| Description of the task |
From the listing below, select every line where the word "Zürich" appears.

| Exercise material |
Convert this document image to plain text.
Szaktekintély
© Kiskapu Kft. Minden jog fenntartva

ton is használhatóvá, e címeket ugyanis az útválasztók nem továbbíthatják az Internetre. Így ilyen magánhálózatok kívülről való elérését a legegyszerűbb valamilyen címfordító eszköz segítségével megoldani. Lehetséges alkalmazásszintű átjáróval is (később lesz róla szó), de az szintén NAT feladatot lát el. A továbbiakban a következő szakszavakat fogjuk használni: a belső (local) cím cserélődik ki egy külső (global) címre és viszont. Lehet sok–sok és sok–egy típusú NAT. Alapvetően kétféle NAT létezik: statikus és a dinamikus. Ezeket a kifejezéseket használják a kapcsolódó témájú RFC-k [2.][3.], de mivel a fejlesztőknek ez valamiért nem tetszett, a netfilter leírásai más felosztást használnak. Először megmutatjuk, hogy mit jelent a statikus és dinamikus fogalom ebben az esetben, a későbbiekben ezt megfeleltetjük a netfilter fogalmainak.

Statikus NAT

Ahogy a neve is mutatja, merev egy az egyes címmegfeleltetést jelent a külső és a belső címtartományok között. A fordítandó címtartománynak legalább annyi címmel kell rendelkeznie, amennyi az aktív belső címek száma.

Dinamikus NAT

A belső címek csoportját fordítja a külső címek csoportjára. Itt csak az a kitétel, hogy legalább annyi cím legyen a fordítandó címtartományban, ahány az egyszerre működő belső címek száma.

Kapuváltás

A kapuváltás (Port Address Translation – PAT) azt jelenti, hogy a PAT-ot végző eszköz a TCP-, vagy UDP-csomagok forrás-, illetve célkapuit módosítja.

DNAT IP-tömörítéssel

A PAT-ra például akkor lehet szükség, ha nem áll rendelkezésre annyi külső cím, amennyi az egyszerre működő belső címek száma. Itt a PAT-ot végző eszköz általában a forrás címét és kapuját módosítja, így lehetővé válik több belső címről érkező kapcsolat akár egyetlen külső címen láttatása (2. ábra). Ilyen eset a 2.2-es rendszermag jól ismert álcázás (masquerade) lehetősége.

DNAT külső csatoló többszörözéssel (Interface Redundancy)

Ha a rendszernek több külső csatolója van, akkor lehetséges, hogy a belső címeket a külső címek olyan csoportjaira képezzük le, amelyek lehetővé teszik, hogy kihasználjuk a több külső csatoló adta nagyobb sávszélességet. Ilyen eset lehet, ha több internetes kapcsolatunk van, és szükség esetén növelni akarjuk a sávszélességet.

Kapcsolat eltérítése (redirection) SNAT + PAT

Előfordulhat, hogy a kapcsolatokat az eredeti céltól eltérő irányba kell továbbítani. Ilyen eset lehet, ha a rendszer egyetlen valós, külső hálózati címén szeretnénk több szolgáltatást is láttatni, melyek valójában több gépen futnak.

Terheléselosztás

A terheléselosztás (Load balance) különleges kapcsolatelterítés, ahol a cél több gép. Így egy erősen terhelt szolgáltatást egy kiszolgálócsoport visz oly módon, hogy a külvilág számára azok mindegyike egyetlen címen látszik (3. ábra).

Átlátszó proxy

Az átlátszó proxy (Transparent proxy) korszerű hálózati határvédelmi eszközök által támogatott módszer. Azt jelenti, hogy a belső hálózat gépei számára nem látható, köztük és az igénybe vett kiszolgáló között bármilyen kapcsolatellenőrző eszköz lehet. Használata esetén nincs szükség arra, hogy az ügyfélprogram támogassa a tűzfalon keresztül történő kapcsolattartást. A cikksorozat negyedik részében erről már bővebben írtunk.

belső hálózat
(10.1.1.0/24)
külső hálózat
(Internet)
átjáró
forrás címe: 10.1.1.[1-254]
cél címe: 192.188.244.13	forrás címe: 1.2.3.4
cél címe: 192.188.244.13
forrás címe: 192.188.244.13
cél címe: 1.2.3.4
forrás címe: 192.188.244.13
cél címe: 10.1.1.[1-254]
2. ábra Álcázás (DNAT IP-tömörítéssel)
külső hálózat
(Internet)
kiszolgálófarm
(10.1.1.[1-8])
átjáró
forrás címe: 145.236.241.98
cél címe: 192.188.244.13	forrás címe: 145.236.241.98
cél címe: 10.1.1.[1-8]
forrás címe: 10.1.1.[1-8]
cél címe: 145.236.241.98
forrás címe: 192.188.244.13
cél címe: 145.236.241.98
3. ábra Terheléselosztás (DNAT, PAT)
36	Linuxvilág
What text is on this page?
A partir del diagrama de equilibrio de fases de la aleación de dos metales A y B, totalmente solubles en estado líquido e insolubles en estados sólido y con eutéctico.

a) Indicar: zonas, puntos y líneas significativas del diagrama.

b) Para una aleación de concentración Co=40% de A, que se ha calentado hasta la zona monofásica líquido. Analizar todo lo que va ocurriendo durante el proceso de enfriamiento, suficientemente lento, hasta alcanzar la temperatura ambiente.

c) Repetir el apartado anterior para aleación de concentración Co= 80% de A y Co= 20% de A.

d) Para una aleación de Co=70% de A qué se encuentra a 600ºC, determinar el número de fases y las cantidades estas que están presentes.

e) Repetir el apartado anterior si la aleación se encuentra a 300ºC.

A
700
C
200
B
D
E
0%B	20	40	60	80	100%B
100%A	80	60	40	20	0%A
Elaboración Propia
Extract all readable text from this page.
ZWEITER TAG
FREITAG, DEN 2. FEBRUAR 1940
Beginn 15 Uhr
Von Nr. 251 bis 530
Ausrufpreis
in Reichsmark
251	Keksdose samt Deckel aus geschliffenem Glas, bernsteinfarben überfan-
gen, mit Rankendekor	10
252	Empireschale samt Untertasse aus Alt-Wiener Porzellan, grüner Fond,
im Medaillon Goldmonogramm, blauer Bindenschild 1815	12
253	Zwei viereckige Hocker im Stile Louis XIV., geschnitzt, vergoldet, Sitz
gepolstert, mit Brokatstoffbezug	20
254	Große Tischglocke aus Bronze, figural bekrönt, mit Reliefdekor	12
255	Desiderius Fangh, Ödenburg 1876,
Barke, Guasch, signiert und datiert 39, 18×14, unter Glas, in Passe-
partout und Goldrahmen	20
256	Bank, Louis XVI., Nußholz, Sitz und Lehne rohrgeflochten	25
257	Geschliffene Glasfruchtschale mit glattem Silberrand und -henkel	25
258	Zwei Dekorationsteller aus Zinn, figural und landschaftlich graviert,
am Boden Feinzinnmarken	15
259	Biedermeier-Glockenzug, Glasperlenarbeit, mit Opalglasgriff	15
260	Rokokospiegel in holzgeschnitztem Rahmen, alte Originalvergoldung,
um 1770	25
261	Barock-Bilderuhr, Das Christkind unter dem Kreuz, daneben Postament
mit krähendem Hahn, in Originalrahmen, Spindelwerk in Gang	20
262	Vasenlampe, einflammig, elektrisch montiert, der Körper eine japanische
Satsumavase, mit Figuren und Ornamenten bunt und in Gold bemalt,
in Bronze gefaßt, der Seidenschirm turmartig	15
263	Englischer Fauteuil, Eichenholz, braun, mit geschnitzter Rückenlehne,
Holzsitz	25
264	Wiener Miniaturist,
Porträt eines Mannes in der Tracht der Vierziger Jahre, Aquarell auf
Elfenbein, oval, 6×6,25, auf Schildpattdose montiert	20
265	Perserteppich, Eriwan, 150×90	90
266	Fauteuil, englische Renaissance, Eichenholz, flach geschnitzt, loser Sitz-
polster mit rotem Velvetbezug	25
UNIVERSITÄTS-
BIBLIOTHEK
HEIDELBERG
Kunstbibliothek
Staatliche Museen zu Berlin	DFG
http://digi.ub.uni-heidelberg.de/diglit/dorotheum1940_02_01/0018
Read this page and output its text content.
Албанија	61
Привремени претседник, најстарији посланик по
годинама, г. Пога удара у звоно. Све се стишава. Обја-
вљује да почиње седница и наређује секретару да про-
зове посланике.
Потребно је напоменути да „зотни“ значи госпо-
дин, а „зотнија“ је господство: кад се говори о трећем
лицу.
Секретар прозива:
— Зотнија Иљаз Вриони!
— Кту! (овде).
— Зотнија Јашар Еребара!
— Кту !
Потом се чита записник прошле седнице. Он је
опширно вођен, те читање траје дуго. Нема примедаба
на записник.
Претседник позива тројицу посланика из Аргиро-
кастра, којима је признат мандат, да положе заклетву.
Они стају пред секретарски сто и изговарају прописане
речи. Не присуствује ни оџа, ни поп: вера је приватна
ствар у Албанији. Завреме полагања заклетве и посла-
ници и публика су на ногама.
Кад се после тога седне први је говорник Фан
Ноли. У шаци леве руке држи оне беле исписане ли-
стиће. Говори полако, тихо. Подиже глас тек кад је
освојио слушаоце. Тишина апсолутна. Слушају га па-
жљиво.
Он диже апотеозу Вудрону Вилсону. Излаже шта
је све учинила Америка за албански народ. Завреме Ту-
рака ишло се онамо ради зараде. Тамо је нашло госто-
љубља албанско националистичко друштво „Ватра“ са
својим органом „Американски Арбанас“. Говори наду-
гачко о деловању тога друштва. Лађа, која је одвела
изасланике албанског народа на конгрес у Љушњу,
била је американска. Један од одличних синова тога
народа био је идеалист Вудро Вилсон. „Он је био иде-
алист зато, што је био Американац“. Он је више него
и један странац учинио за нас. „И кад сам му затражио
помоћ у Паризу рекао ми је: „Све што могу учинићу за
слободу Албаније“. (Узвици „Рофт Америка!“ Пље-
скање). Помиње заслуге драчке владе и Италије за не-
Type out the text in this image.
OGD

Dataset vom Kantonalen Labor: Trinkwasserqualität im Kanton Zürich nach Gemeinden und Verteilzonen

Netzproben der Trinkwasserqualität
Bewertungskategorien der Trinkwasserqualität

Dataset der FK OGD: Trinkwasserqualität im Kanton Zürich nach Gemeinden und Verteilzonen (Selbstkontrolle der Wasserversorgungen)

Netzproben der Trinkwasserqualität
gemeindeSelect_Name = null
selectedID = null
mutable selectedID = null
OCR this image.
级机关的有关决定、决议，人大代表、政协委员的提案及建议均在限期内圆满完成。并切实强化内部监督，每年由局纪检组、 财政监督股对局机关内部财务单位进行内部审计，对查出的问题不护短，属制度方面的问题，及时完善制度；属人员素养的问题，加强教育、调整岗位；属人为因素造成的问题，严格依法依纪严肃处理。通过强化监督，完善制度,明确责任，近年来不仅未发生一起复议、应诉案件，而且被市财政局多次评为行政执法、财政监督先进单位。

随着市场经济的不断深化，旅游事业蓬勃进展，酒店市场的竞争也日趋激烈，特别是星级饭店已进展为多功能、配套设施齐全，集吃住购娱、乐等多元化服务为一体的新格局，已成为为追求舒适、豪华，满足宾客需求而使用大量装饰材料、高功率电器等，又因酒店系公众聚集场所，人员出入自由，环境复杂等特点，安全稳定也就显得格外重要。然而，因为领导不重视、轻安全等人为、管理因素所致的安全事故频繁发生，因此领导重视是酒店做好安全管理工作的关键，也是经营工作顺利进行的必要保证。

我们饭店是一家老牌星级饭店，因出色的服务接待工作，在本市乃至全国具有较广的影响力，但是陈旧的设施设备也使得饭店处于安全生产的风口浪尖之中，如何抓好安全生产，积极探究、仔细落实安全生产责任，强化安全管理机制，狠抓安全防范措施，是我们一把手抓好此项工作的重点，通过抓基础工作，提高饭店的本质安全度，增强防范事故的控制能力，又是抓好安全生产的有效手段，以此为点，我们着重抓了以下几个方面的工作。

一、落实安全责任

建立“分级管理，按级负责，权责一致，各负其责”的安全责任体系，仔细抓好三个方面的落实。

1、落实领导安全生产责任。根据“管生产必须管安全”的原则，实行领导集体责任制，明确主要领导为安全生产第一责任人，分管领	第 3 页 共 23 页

| Response to the exercise |
Dataset vom Kantonalen Labor: Trinkwasserqualität im Kanton Zürich nach Gemeinden und Verteilzonen
Dataset der FK OGD: Trinkwasserqualität im Kanton Zürich nach Gemeinden und Verteilzonen (Selbstkontrolle der Wasserversorgungen)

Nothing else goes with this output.